**What the exercise asks**
Pick out the lines below with "días" and list them.

**Excerpted records**
********************
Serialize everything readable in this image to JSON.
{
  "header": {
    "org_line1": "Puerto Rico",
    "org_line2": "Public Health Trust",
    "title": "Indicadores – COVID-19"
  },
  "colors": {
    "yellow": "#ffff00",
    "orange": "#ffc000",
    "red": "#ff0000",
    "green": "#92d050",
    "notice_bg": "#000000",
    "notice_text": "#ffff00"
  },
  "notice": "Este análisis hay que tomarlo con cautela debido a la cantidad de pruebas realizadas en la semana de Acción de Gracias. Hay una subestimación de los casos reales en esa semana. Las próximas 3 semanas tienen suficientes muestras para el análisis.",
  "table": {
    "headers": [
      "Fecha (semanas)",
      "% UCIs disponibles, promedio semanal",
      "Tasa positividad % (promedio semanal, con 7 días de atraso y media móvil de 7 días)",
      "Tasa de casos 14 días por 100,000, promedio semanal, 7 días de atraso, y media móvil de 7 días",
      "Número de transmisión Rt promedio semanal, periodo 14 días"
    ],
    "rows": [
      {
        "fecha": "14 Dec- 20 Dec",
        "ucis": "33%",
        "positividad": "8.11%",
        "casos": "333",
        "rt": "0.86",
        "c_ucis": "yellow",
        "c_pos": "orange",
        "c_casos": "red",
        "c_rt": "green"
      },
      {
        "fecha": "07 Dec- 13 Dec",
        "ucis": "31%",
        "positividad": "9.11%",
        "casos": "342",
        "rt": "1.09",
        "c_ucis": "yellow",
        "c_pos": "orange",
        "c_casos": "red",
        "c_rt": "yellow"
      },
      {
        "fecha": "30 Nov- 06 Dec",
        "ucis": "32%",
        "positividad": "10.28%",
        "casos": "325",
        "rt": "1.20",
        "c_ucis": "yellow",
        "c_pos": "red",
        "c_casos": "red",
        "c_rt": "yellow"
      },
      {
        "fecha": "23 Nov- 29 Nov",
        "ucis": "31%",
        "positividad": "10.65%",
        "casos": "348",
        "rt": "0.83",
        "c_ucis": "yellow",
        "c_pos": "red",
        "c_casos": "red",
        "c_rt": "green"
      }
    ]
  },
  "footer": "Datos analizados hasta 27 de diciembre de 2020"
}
********************
**Worked answer**
      "Tasa positividad % (promedio semanal, con 7 días de atraso y media móvil de 7 días)",
      "Tasa de casos 14 días por 100,000, promedio semanal, 7 días de atraso, y media móvil de 7 días",
      "Número de transmisión Rt promedio semanal, periodo 14 días"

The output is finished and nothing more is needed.